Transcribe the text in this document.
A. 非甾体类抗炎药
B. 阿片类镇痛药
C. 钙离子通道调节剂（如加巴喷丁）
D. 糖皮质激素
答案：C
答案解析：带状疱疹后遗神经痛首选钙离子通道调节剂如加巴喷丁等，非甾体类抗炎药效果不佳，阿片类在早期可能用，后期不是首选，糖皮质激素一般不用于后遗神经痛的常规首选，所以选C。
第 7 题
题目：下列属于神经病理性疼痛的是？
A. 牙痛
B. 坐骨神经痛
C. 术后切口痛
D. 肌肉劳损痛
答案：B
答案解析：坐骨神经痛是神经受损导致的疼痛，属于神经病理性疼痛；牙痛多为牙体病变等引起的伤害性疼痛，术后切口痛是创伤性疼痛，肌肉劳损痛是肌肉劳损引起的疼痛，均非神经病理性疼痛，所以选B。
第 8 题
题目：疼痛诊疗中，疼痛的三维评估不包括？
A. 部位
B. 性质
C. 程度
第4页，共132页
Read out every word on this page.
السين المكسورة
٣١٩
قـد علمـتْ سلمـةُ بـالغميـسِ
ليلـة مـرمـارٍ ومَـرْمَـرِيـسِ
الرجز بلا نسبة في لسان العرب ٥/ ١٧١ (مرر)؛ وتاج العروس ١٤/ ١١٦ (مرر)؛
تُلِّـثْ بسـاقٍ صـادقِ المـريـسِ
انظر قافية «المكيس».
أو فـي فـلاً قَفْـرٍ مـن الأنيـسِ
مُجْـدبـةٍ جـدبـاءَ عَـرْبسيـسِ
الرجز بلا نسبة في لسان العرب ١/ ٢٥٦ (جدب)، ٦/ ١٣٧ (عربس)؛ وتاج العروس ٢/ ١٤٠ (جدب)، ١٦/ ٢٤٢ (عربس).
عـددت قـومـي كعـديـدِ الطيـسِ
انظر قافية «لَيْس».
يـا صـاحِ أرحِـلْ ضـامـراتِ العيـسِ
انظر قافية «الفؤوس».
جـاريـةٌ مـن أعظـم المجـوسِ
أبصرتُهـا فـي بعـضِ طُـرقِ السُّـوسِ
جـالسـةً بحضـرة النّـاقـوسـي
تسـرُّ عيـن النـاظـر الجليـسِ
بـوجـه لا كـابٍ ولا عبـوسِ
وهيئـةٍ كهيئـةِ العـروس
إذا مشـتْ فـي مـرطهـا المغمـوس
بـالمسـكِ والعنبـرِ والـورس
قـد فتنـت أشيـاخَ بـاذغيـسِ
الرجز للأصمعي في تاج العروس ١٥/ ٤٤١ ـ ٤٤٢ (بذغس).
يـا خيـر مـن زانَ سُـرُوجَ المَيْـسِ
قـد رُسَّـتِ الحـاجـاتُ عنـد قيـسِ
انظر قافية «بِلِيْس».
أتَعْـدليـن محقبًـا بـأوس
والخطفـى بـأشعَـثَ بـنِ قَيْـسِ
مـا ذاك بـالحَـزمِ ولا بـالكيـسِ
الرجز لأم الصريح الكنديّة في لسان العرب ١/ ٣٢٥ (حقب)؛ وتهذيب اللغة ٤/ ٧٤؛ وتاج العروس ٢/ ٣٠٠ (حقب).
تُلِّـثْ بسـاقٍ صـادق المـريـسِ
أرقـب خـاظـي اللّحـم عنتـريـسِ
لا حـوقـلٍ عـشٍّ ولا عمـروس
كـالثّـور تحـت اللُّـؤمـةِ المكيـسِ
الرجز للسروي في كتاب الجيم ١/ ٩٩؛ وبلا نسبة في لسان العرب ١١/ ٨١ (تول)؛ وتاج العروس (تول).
□ □ □ □ □
:: Instruction ::
Would you give the material above again, complete and exact?

:: Task answer ::
Transcribe the text in this document.
A. 非甾体类抗炎药
B. 阿片类镇痛药
C. 钙离子通道调节剂（如加巴喷丁）
D. 糖皮质激素
答案：C
答案解析：带状疱疹后遗神经痛首选钙离子通道调节剂如加巴喷丁等，非甾体类抗炎药效果不佳，阿片类在早期可能用，后期不是首选，糖皮质激素一般不用于后遗神经痛的常规首选，所以选C。
第 7 题
题目：下列属于神经病理性疼痛的是？
A. 牙痛
B. 坐骨神经痛
C. 术后切口痛
D. 肌肉劳损痛
答案：B
答案解析：坐骨神经痛是神经受损导致的疼痛，属于神经病理性疼痛；牙痛多为牙体病变等引起的伤害性疼痛，术后切口痛是创伤性疼痛，肌肉劳损痛是肌肉劳损引起的疼痛，均非神经病理性疼痛，所以选B。
第 8 题
题目：疼痛诊疗中，疼痛的三维评估不包括？
A. 部位
B. 性质
C. 程度
第4页，共132页
Read out every word on this page.
السين المكسورة
٣١٩
قـد علمـتْ سلمـةُ بـالغميـسِ
ليلـة مـرمـارٍ ومَـرْمَـرِيـسِ
الرجز بلا نسبة في لسان العرب ٥/ ١٧١ (مرر)؛ وتاج العروس ١٤/ ١١٦ (مرر)؛
تُلِّـثْ بسـاقٍ صـادقِ المـريـسِ
انظر قافية «المكيس».
أو فـي فـلاً قَفْـرٍ مـن الأنيـسِ
مُجْـدبـةٍ جـدبـاءَ عَـرْبسيـسِ
الرجز بلا نسبة في لسان العرب ١/ ٢٥٦ (جدب)، ٦/ ١٣٧ (عربس)؛ وتاج العروس ٢/ ١٤٠ (جدب)، ١٦/ ٢٤٢ (عربس).
عـددت قـومـي كعـديـدِ الطيـسِ
انظر قافية «لَيْس».
يـا صـاحِ أرحِـلْ ضـامـراتِ العيـسِ
انظر قافية «الفؤوس».
جـاريـةٌ مـن أعظـم المجـوسِ
أبصرتُهـا فـي بعـضِ طُـرقِ السُّـوسِ
جـالسـةً بحضـرة النّـاقـوسـي
تسـرُّ عيـن النـاظـر الجليـسِ
بـوجـه لا كـابٍ ولا عبـوسِ
وهيئـةٍ كهيئـةِ العـروس
إذا مشـتْ فـي مـرطهـا المغمـوس
بـالمسـكِ والعنبـرِ والـورس
قـد فتنـت أشيـاخَ بـاذغيـسِ
الرجز للأصمعي في تاج العروس ١٥/ ٤٤١ ـ ٤٤٢ (بذغس).
يـا خيـر مـن زانَ سُـرُوجَ المَيْـسِ
قـد رُسَّـتِ الحـاجـاتُ عنـد قيـسِ
انظر قافية «بِلِيْس».
أتَعْـدليـن محقبًـا بـأوس
والخطفـى بـأشعَـثَ بـنِ قَيْـسِ
مـا ذاك بـالحَـزمِ ولا بـالكيـسِ
الرجز لأم الصريح الكنديّة في لسان العرب ١/ ٣٢٥ (حقب)؛ وتهذيب اللغة ٤/ ٧٤؛ وتاج العروس ٢/ ٣٠٠ (حقب).
تُلِّـثْ بسـاقٍ صـادق المـريـسِ
أرقـب خـاظـي اللّحـم عنتـريـسِ
لا حـوقـلٍ عـشٍّ ولا عمـروس
كـالثّـور تحـت اللُّـؤمـةِ المكيـسِ
الرجز للسروي في كتاب الجيم ١/ ٩٩؛ وبلا نسبة في لسان العرب ١١/ ٨١ (تول)؛ وتاج العروس (تول).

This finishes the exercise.